**GIVEN PROBLEM:**
Lift out each line of the data that holds "自愿离婚".

**INPUT ROWS:**
· · · ·
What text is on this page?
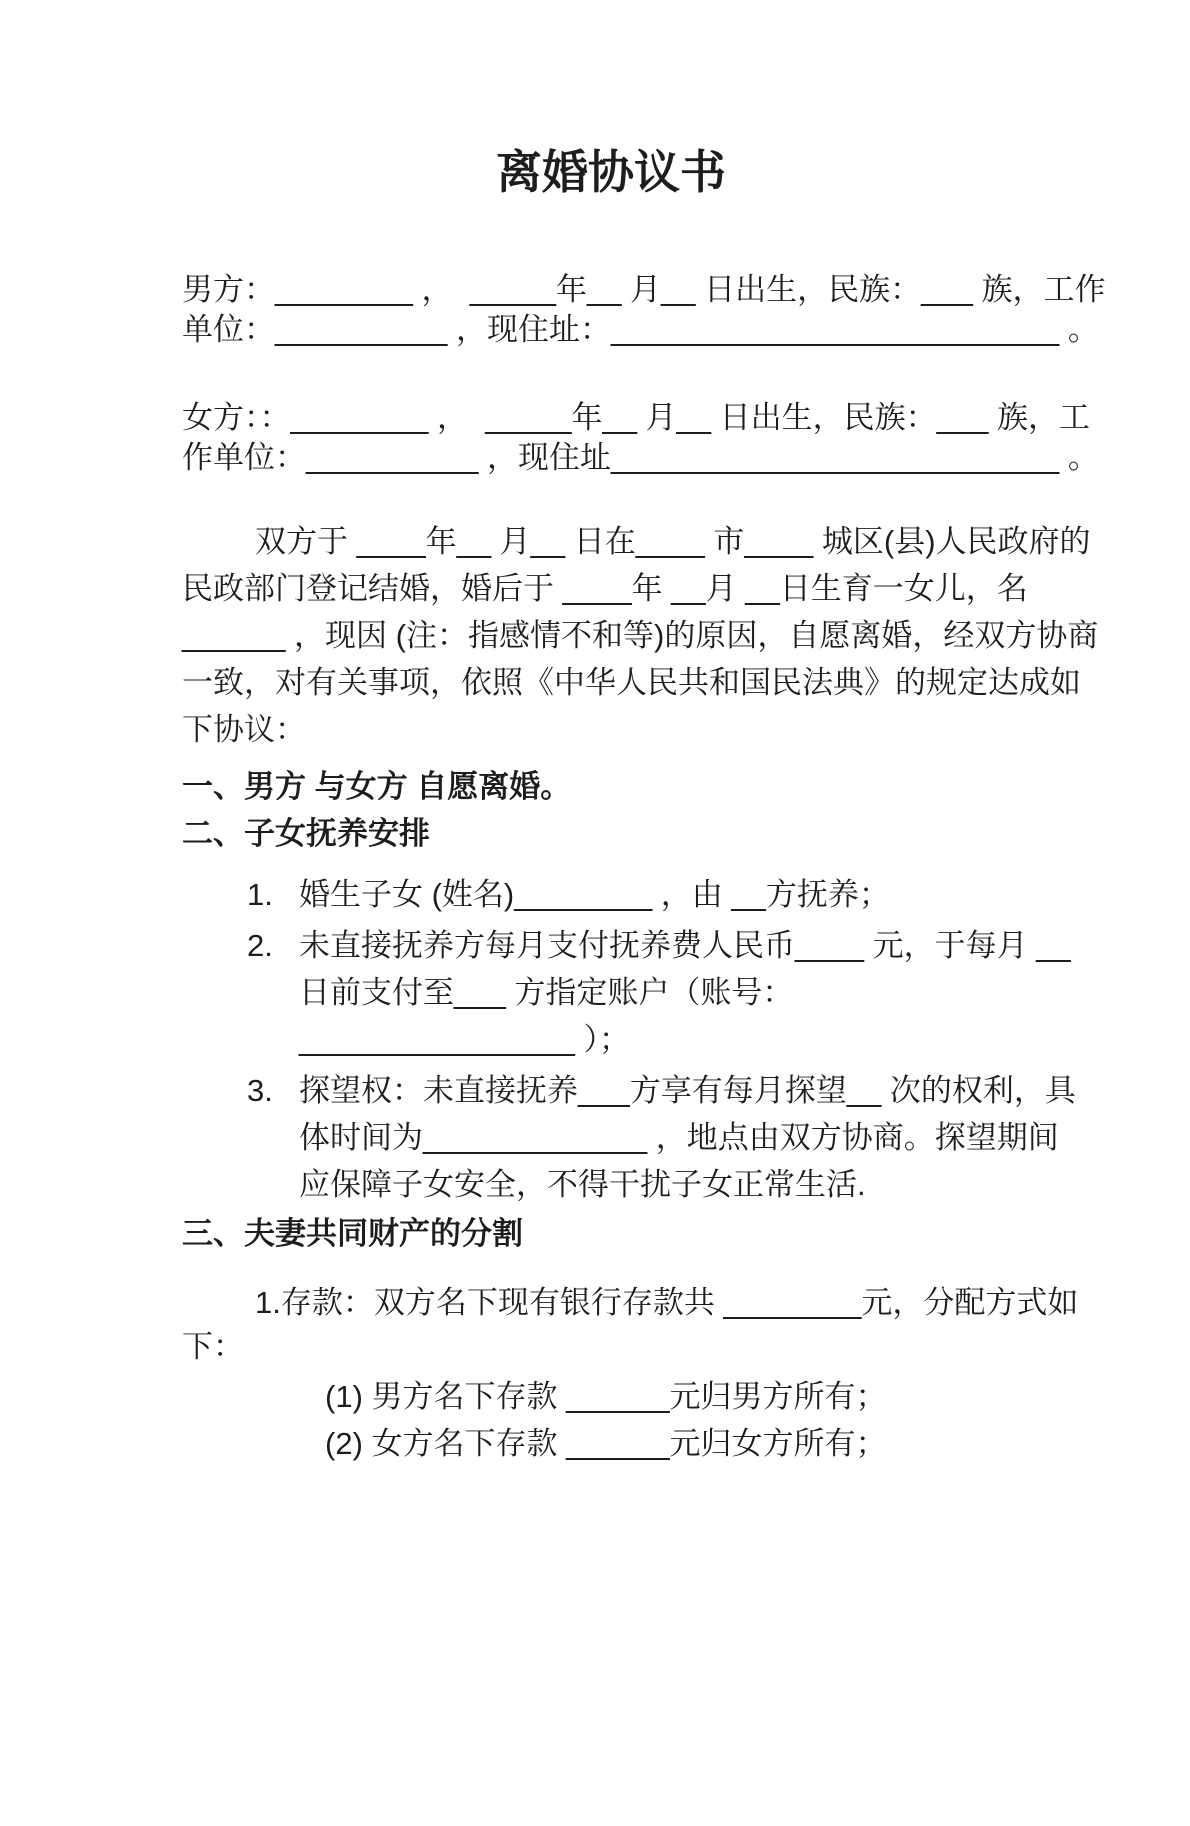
离婚协议书
男方：________ ，  _____年__ 月__ 日出生，民族：___ 族，工作
单位：__________ ，现住址：__________________________ 。
女方：：________ ，  _____年__ 月__ 日出生，民族：___ 族，工
作单位：__________ ，现住址__________________________ 。
双方于 ____年__ 月__ 日在____ 市____ 城区(县)人民政府的
民政部门登记结婚，婚后于 ____年 __月 __日生育一女儿，名
______ ，现因 (注：指感情不和等)的原因，自愿离婚，经双方协商
一致，对有关事项，依照《中华人民共和国民法典》的规定达成如
下协议：
一、男方 与女方 自愿离婚。
二、子女抚养安排
1. 婚生子女 (姓名)________ ，由 __方抚养；
2. 未直接抚养方每月支付抚养费人民币____ 元，于每月 __
日前支付至___ 方指定账户（账号：
________________ ）；
3. 探望权：未直接抚养___方享有每月探望__ 次的权利，具
体时间为_____________ ，地点由双方协商。探望期间
应保障子女安全，不得干扰子女正常生活.
三、夫妻共同财产的分割
1.存款：双方名下现有银行存款共 ________元，分配方式如
下：
(1) 男方名下存款 ______元归男方所有；
(2) 女方名下存款 ______元归女方所有；
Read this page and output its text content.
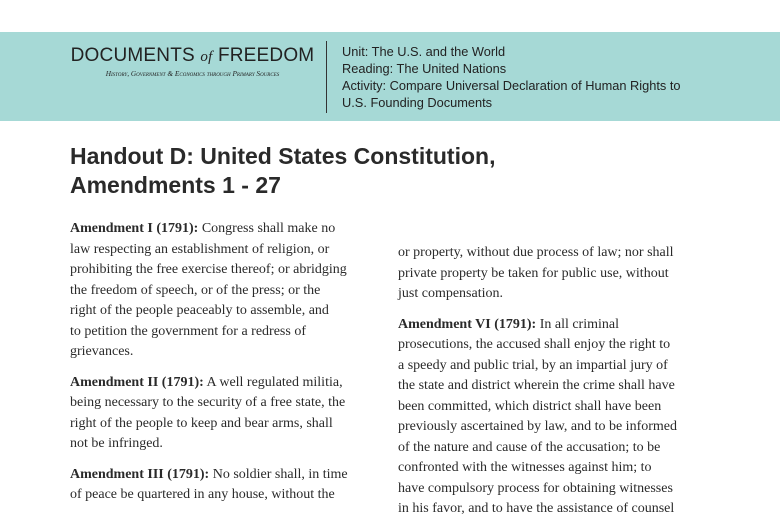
DOCUMENTS of FREEDOM
History, Government & Economics through Primary Sources
Unit: The U.S. and the World
Reading: The United Nations
Activity: Compare Universal Declaration of Human Rights to
U.S. Founding Documents
Handout D: United States Constitution,
Amendments 1 - 27

Amendment I (1791): Congress shall make no
law respecting an establishment of religion, or
prohibiting the free exercise thereof; or abridging
the freedom of speech, or of the press; or the
right of the people peaceably to assemble, and
to petition the government for a redress of
grievances.

Amendment II (1791): A well regulated militia,
being necessary to the security of a free state, the
right of the people to keep and bear arms, shall
not be infringed.

Amendment III (1791): No soldier shall, in time
of peace be quartered in any house, without the

or property, without due process of law; nor shall
private property be taken for public use, without
just compensation.

Amendment VI (1791): In all criminal
prosecutions, the accused shall enjoy the right to
a speedy and public trial, by an impartial jury of
the state and district wherein the crime shall have
been committed, which district shall have been
previously ascertained by law, and to be informed
of the nature and cause of the accusation; to be
confronted with the witnesses against him; to
have compulsory process for obtaining witnesses
in his favor, and to have the assistance of counsel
· · · ·
**SOLUTION TO THIS PROBLEM:**
______ ，现因 (注：指感情不和等)的原因，自愿离婚，经双方协商
一、男方 与女方 自愿离婚。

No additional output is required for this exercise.